[Exercise inputs]
-.-.-

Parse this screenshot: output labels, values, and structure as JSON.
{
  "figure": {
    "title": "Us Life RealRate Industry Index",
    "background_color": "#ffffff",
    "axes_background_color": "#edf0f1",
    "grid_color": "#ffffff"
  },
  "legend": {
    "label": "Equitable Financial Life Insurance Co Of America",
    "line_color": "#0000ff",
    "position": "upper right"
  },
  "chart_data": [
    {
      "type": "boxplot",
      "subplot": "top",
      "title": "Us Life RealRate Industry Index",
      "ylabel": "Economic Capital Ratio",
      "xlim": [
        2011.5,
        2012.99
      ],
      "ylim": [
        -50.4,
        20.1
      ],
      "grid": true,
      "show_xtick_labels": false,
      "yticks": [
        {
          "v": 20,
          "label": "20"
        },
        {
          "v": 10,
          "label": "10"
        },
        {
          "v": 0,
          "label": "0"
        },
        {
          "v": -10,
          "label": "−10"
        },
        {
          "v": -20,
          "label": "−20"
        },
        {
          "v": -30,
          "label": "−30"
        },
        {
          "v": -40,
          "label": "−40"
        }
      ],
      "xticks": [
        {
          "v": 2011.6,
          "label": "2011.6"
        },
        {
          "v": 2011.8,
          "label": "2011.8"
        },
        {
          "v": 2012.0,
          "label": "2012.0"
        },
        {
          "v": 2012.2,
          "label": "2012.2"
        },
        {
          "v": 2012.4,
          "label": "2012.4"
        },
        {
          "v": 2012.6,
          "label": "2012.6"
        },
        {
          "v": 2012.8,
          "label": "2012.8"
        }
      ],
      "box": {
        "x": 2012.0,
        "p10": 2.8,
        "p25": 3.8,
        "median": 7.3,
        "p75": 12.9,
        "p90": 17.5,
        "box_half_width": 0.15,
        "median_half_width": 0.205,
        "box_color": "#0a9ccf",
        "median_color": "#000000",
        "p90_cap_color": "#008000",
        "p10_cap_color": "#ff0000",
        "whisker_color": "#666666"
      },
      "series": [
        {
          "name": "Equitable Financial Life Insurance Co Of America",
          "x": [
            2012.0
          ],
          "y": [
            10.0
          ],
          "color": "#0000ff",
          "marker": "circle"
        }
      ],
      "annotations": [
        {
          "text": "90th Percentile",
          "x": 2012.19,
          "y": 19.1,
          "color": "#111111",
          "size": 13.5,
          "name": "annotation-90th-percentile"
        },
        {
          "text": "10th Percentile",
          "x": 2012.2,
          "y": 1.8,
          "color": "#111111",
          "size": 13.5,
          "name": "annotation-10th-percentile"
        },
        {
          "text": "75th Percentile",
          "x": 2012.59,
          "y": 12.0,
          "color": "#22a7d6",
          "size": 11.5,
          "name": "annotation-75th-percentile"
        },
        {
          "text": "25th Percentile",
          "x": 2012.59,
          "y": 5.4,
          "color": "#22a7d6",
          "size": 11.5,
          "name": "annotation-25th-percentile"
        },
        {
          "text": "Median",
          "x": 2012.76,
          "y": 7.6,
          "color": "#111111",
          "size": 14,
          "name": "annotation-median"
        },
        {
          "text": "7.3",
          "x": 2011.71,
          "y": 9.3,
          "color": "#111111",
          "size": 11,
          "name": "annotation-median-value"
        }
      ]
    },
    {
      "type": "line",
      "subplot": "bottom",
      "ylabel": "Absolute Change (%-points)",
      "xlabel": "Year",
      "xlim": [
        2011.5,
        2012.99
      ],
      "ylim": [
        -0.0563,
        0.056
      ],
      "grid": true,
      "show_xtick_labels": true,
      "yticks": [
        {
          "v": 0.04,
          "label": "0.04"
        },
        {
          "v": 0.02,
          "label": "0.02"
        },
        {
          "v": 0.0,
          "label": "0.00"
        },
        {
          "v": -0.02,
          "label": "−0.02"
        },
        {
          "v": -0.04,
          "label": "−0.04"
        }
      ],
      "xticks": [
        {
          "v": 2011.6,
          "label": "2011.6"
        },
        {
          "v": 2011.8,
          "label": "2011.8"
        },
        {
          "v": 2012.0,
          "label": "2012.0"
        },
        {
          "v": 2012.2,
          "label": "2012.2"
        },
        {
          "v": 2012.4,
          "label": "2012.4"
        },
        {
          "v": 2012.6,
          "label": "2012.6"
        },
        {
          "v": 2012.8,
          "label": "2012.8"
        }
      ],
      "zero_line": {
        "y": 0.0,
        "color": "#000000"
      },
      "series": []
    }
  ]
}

-.-.-

[Description of the task]
Reproduce the material above exactly; please quote every line of it.

[Correct answer]
Parse this screenshot: output labels, values, and structure as JSON.
{
  "figure": {
    "title": "Us Life RealRate Industry Index",
    "background_color": "#ffffff",
    "axes_background_color": "#edf0f1",
    "grid_color": "#ffffff"
  },
  "legend": {
    "label": "Equitable Financial Life Insurance Co Of America",
    "line_color": "#0000ff",
    "position": "upper right"
  },
  "chart_data": [
    {
      "type": "boxplot",
      "subplot": "top",
      "title": "Us Life RealRate Industry Index",
      "ylabel": "Economic Capital Ratio",
      "xlim": [
        2011.5,
        2012.99
      ],
      "ylim": [
        -50.4,
        20.1
      ],
      "grid": true,
      "show_xtick_labels": false,
      "yticks": [
        {
          "v": 20,
          "label": "20"
        },
        {
          "v": 10,
          "label": "10"
        },
        {
          "v": 0,
          "label": "0"
        },
        {
          "v": -10,
          "label": "−10"
        },
        {
          "v": -20,
          "label": "−20"
        },
        {
          "v": -30,
          "label": "−30"
        },
        {
          "v": -40,
          "label": "−40"
        }
      ],
      "xticks": [
        {
          "v": 2011.6,
          "label": "2011.6"
        },
        {
          "v": 2011.8,
          "label": "2011.8"
        },
        {
          "v": 2012.0,
          "label": "2012.0"
        },
        {
          "v": 2012.2,
          "label": "2012.2"
        },
        {
          "v": 2012.4,
          "label": "2012.4"
        },
        {
          "v": 2012.6,
          "label": "2012.6"
        },
        {
          "v": 2012.8,
          "label": "2012.8"
        }
      ],
      "box": {
        "x": 2012.0,
        "p10": 2.8,
        "p25": 3.8,
        "median": 7.3,
        "p75": 12.9,
        "p90": 17.5,
        "box_half_width": 0.15,
        "median_half_width": 0.205,
        "box_color": "#0a9ccf",
        "median_color": "#000000",
        "p90_cap_color": "#008000",
        "p10_cap_color": "#ff0000",
        "whisker_color": "#666666"
      },
      "series": [
        {
          "name": "Equitable Financial Life Insurance Co Of America",
          "x": [
            2012.0
          ],
          "y": [
            10.0
          ],
          "color": "#0000ff",
          "marker": "circle"
        }
      ],
      "annotations": [
        {
          "text": "90th Percentile",
          "x": 2012.19,
          "y": 19.1,
          "color": "#111111",
          "size": 13.5,
          "name": "annotation-90th-percentile"
        },
        {
          "text": "10th Percentile",
          "x": 2012.2,
          "y": 1.8,
          "color": "#111111",
          "size": 13.5,
          "name": "annotation-10th-percentile"
        },
        {
          "text": "75th Percentile",
          "x": 2012.59,
          "y": 12.0,
          "color": "#22a7d6",
          "size": 11.5,
          "name": "annotation-75th-percentile"
        },
        {
          "text": "25th Percentile",
          "x": 2012.59,
          "y": 5.4,
          "color": "#22a7d6",
          "size": 11.5,
          "name": "annotation-25th-percentile"
        },
        {
          "text": "Median",
          "x": 2012.76,
          "y": 7.6,
          "color": "#111111",
          "size": 14,
          "name": "annotation-median"
        },
        {
          "text": "7.3",
          "x": 2011.71,
          "y": 9.3,
          "color": "#111111",
          "size": 11,
          "name": "annotation-median-value"
        }
      ]
    },
    {
      "type": "line",
      "subplot": "bottom",
      "ylabel": "Absolute Change (%-points)",
      "xlabel": "Year",
      "xlim": [
        2011.5,
        2012.99
      ],
      "ylim": [
        -0.0563,
        0.056
      ],
      "grid": true,
      "show_xtick_labels": true,
      "yticks": [
        {
          "v": 0.04,
          "label": "0.04"
        },
        {
          "v": 0.02,
          "label": "0.02"
        },
        {
          "v": 0.0,
          "label": "0.00"
        },
        {
          "v": -0.02,
          "label": "−0.02"
        },
        {
          "v": -0.04,
          "label": "−0.04"
        }
      ],
      "xticks": [
        {
          "v": 2011.6,
          "label": "2011.6"
        },
        {
          "v": 2011.8,
          "label": "2011.8"
        },
        {
          "v": 2012.0,
          "label": "2012.0"
        },
        {
          "v": 2012.2,
          "label": "2012.2"
        },
        {
          "v": 2012.4,
          "label": "2012.4"
        },
        {
          "v": 2012.6,
          "label": "2012.6"
        },
        {
          "v": 2012.8,
          "label": "2012.8"
        }
      ],
      "zero_line": {
        "y": 0.0,
        "color": "#000000"
      },
      "series": []
    }
  ]
}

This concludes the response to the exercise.